- [REQUEST]
Track down each line that has the word "системы" and copy it.

** BEGIN RECORDS SHOWN **

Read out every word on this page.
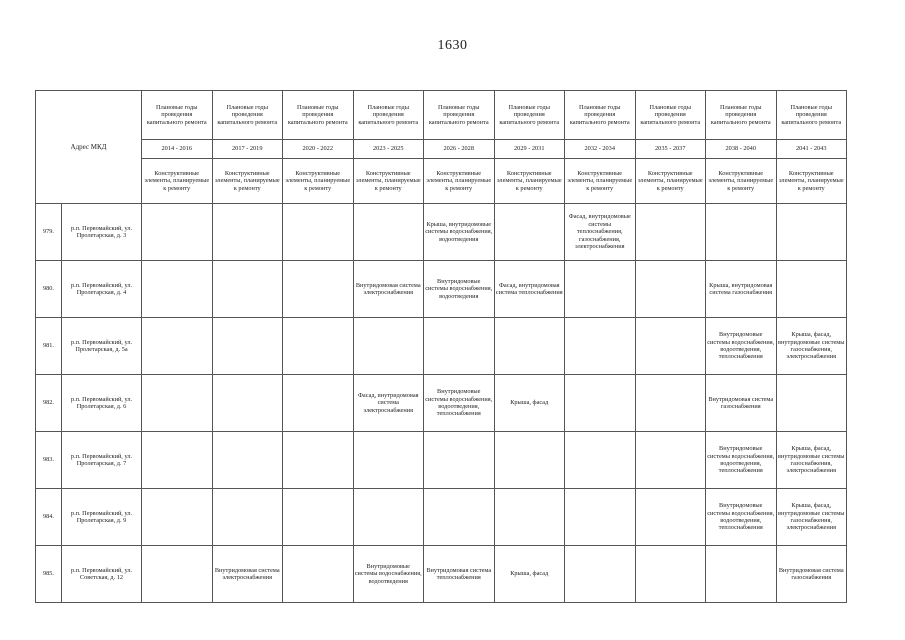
1630
Адрес МКД		Плановые годы проведения капитального ремонта	Плановые годы проведения капитального ремонта	Плановые годы проведения капитального ремонта	Плановые годы проведения капитального ремонта	Плановые годы проведения капитального ремонта	Плановые годы проведения капитального ремонта	Плановые годы проведения капитального ремонта	Плановые годы проведения капитального ремонта	Плановые годы проведения капитального ремонта	Плановые годы проведения капитального ремонта
		2014 - 2016	2017 - 2019	2020 - 2022	2023 - 2025	2026 - 2028	2029 - 2031	2032 - 2034	2035 - 2037	2038 - 2040	2041 - 2043
		Конструктивные элементы, планируемые к ремонту	Конструктивные элементы, планируемые к ремонту	Конструктивные элементы, планируемые к ремонту	Конструктивные элементы, планируемые к ремонту	Конструктивные элементы, планируемые к ремонту	Конструктивные элементы, планируемые к ремонту	Конструктивные элементы, планируемые к ремонту	Конструктивные элементы, планируемые к ремонту	Конструктивные элементы, планируемые к ремонту	Конструктивные элементы, планируемые к ремонту
979.	р.п. Первомайский, ул. Пролетарская, д. 3					Крыша, внутридомовые системы водоснабжения, водоотведения		Фасад, внутридомовые системы теплоснабжения, газоснабжения, электроснабжения			
980.	р.п. Первомайский, ул. Пролетарская, д. 4				Внутридомовая система электроснабжения	Внутридомовые системы водоснабжения, водоотведения	Фасад, внутридомовая система теплоснабжения			Крыша, внутридомовая система газоснабжения	
981.	р.п. Первомайский, ул. Пролетарская, д. 5а									Внутридомовые системы водоснабжения, водоотведения, теплоснабжения	Крыша, фасад, внутридомовые системы газоснабжения, электроснабжения
982.	р.п. Первомайский, ул. Пролетарская, д. 6				Фасад, внутридомовая система электроснабжения	Внутридомовые системы водоснабжения, водоотведения, теплоснабжения	Крыша, фасад			Внутридомовая система газоснабжения	
983.	р.п. Первомайский, ул. Пролетарская, д. 7									Внутридомовые системы водоснабжения, водоотведения, теплоснабжения	Крыша, фасад, внутридомовые системы газоснабжения, электроснабжения
984.	р.п. Первомайский, ул. Пролетарская, д. 9									Внутридомовые системы водоснабжения, водоотведения, теплоснабжения	Крыша, фасад, внутридомовые системы газоснабжения, электроснабжения
985.	р.п. Первомайский, ул. Советская, д. 12		Внутридомовая система электроснабжения		Внутридомовые системы водоснабжения, водоотведения	Внутридомовая система теплоснабжения	Крыша, фасад				Внутридомовая система газоснабжения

** END RECORDS SHOWN **

- [ANSWER TO THIS PROBLEM]
979.	р.п. Первомайский, ул. Пролетарская, д. 3					Крыша, внутридомовые системы водоснабжения, водоотведения		Фасад, внутридомовые системы теплоснабжения, газоснабжения, электроснабжения			
980.	р.п. Первомайский, ул. Пролетарская, д. 4				Внутридомовая система электроснабжения	Внутридомовые системы водоснабжения, водоотведения	Фасад, внутридомовая система теплоснабжения			Крыша, внутридомовая система газоснабжения	
981.	р.п. Первомайский, ул. Пролетарская, д. 5а									Внутридомовые системы водоснабжения, водоотведения, теплоснабжения	Крыша, фасад, внутридомовые системы газоснабжения, электроснабжения
982.	р.п. Первомайский, ул. Пролетарская, д. 6				Фасад, внутридомовая система электроснабжения	Внутридомовые системы водоснабжения, водоотведения, теплоснабжения	Крыша, фасад			Внутридомовая система газоснабжения	
983.	р.п. Первомайский, ул. Пролетарская, д. 7									Внутридомовые системы водоснабжения, водоотведения, теплоснабжения	Крыша, фасад, внутридомовые системы газоснабжения, электроснабжения
984.	р.п. Первомайский, ул. Пролетарская, д. 9									Внутридомовые системы водоснабжения, водоотведения, теплоснабжения	Крыша, фасад, внутридомовые системы газоснабжения, электроснабжения
985.	р.п. Первомайский, ул. Советская, д. 12		Внутридомовая система электроснабжения		Внутридомовые системы водоснабжения, водоотведения	Внутридомовая система теплоснабжения	Крыша, фасад				Внутридомовая система газоснабжения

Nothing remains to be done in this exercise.